— Begin AVAILABLE DATA —

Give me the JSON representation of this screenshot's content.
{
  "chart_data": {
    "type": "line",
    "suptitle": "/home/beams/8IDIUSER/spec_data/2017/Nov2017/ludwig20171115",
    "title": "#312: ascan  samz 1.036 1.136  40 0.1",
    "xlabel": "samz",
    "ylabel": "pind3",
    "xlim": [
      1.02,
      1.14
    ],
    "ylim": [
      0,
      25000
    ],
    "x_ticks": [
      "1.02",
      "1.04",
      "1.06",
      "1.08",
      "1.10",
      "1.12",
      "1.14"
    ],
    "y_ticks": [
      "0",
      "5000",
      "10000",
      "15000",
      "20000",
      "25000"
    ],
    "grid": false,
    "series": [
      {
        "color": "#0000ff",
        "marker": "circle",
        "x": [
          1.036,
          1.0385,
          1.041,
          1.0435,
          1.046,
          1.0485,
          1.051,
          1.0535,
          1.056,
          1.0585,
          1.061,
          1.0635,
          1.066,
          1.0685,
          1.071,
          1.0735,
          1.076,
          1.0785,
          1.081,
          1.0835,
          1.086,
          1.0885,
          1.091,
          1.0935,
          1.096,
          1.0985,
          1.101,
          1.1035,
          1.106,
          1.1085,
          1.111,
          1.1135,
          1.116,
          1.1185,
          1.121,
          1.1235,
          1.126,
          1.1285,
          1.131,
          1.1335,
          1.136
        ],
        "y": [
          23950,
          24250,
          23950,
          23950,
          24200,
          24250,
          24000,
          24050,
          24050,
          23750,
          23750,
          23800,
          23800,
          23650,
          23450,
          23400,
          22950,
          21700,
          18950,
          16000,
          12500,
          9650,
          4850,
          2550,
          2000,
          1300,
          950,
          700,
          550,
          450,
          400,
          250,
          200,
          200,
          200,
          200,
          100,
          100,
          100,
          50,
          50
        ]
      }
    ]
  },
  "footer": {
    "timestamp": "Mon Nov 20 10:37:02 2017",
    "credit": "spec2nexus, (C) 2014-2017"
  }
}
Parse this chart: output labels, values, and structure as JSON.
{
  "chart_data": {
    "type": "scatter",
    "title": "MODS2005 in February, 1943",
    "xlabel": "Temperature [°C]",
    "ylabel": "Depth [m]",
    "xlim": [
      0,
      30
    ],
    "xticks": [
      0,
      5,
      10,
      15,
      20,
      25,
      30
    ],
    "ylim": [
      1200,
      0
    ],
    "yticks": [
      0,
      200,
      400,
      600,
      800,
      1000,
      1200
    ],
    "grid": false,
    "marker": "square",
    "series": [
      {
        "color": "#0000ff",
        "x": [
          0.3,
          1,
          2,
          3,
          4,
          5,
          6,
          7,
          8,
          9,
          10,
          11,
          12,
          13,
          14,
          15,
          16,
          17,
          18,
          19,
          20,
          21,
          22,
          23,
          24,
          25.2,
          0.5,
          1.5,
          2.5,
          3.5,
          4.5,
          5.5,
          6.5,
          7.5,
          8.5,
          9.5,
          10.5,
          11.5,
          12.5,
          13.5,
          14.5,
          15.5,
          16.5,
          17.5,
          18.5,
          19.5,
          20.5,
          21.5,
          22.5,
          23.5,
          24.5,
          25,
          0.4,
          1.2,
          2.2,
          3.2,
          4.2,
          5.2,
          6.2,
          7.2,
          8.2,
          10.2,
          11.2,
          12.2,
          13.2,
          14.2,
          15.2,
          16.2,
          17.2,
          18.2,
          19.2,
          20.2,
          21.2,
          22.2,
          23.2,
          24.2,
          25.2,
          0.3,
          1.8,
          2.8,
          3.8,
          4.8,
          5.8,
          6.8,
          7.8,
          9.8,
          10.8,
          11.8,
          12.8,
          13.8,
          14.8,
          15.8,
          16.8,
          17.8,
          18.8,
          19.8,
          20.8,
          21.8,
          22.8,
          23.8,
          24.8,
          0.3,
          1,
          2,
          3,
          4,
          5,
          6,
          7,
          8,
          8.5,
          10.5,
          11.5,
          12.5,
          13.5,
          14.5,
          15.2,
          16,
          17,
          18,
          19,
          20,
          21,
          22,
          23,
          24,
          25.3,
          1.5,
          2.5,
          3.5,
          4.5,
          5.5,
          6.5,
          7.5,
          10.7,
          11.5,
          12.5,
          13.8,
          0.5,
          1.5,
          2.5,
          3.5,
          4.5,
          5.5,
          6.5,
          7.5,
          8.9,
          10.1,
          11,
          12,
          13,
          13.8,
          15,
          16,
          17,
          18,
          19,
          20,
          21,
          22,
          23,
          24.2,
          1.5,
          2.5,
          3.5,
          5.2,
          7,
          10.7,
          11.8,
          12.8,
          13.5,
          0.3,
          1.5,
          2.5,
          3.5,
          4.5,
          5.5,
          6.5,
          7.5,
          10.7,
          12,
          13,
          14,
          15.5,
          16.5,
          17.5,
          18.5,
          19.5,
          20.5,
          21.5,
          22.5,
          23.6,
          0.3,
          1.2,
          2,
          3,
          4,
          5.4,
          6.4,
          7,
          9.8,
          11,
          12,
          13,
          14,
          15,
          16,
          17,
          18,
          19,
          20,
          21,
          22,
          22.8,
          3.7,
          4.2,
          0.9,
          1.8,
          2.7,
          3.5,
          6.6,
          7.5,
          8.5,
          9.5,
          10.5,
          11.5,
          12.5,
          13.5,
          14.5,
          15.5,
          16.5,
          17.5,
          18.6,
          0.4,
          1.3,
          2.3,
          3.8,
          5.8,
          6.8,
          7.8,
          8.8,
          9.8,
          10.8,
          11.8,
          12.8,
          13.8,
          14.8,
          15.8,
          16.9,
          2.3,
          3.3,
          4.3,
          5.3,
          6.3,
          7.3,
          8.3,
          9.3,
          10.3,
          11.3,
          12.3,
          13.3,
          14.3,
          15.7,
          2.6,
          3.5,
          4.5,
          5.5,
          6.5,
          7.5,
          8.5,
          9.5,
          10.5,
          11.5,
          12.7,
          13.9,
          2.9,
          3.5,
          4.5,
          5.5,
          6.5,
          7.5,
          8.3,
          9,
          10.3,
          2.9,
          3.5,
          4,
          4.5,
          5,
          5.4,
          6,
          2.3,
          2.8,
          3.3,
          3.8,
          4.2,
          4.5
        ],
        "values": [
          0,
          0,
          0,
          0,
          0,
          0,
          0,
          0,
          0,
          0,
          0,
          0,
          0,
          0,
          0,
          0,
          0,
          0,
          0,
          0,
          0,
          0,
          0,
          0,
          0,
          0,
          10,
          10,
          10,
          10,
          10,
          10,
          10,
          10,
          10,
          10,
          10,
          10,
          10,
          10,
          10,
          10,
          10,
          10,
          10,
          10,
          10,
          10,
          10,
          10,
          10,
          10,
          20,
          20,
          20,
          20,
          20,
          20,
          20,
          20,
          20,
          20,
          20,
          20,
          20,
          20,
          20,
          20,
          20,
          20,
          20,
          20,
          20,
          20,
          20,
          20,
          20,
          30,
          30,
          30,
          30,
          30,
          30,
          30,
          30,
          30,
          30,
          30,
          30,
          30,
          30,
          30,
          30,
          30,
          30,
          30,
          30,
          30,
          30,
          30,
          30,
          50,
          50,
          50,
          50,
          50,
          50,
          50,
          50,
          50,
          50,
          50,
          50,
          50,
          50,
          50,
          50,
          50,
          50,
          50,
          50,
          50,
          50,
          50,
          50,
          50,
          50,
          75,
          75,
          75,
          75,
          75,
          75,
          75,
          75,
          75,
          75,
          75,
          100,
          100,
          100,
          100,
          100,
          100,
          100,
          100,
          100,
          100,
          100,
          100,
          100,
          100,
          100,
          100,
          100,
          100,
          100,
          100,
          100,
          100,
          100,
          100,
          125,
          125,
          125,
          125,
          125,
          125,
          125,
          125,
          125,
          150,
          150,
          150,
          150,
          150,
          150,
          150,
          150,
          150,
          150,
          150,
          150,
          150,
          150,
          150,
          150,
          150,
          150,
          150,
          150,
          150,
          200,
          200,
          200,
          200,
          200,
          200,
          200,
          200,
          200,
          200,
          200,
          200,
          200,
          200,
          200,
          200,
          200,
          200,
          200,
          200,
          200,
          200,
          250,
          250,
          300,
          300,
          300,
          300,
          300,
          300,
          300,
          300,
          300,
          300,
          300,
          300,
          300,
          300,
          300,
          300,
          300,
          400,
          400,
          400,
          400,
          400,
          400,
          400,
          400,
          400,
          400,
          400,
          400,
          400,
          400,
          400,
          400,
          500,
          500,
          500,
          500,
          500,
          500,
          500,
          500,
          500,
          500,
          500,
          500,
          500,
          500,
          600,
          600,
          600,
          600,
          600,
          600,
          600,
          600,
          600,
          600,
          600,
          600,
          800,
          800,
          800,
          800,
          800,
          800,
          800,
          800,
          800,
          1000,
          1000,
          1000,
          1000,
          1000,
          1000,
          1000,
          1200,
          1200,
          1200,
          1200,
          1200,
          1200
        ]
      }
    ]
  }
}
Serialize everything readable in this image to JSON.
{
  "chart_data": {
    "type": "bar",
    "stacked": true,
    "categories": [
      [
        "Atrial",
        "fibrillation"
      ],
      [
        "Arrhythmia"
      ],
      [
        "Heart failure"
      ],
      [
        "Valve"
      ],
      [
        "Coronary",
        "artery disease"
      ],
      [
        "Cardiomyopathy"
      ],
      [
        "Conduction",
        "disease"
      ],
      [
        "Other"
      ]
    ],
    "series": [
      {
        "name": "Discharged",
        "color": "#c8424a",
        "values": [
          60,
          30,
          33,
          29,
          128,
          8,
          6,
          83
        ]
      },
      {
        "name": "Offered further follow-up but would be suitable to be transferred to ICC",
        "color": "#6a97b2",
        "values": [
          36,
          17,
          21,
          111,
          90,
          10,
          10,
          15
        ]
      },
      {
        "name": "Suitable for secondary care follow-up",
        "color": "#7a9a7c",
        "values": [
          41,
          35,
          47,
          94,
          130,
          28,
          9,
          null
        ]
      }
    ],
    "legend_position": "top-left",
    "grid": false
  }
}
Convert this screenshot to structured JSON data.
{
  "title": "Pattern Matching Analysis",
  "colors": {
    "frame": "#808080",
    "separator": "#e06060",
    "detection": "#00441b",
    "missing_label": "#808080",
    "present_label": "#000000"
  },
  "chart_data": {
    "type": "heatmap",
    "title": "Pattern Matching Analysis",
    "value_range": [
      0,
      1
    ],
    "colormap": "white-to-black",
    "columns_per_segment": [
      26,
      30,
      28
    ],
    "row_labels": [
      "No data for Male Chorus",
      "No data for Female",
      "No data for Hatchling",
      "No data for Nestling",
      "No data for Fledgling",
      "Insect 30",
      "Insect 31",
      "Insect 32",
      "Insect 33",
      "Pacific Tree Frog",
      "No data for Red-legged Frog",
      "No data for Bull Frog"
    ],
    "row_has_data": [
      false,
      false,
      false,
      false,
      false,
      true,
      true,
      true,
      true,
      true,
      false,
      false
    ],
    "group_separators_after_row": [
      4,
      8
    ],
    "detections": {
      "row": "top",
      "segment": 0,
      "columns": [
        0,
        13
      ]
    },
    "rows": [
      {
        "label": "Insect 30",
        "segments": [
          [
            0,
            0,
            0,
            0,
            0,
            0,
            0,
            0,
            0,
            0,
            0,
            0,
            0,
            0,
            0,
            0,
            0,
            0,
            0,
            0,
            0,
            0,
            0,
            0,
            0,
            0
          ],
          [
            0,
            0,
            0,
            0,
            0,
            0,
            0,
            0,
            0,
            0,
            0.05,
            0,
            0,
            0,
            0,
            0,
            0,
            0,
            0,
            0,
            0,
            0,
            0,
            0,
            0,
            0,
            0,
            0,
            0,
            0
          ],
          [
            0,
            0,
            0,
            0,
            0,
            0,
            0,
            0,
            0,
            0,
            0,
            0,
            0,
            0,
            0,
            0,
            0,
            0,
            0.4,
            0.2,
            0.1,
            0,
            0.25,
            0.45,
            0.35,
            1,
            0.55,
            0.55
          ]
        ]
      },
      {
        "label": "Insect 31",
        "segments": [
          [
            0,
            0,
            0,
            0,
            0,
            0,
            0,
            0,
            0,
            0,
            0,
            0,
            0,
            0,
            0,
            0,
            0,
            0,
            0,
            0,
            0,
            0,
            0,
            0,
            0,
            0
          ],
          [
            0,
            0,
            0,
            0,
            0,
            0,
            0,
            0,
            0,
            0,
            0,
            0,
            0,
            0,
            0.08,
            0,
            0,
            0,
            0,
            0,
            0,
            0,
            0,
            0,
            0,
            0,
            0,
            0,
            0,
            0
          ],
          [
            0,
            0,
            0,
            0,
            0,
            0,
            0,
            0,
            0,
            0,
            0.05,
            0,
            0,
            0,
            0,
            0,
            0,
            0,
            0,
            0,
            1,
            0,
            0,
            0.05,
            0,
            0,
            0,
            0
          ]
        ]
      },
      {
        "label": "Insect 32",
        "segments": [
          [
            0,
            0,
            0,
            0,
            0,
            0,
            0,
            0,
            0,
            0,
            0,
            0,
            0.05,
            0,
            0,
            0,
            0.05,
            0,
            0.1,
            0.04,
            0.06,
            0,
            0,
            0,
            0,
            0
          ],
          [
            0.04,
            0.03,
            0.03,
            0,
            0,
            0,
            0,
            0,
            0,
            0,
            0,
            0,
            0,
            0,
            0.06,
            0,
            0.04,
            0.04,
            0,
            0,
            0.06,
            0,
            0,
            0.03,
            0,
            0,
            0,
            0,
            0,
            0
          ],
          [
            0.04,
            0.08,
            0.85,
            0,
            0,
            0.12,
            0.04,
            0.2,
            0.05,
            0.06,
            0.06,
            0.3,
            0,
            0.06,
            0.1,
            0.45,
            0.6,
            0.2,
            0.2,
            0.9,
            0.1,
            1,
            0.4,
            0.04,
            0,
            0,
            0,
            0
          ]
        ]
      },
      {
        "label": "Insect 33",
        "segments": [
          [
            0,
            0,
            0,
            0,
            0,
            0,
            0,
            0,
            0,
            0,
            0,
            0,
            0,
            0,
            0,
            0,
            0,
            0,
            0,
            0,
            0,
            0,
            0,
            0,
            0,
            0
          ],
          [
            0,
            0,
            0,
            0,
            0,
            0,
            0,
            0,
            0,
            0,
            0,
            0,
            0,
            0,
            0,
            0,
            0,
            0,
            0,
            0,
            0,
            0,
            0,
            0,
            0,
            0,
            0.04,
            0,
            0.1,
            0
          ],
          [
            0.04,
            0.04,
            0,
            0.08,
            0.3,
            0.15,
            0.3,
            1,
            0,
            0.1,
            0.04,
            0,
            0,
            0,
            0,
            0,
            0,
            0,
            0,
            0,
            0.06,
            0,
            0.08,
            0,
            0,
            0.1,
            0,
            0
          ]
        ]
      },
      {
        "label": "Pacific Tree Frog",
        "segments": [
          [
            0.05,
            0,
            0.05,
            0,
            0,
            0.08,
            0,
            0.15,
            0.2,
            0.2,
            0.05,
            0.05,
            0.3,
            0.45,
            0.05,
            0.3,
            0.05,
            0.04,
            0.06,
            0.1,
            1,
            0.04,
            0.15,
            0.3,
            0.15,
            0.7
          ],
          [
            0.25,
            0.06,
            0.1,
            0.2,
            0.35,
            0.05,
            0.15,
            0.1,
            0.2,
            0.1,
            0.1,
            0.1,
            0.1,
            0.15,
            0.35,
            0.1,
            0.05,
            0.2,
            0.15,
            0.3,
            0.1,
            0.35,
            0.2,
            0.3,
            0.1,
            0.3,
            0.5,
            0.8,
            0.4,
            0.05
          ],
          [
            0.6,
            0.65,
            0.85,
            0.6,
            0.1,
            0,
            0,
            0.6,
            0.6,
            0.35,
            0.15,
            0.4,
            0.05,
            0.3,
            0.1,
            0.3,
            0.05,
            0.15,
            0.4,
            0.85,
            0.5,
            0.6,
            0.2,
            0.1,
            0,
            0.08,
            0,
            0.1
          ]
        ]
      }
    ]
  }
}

— End AVAILABLE DATA —

Point out every line holding the string "Tree" and copy it.

      "Pacific Tree Frog",
        "label": "Pacific Tree Frog",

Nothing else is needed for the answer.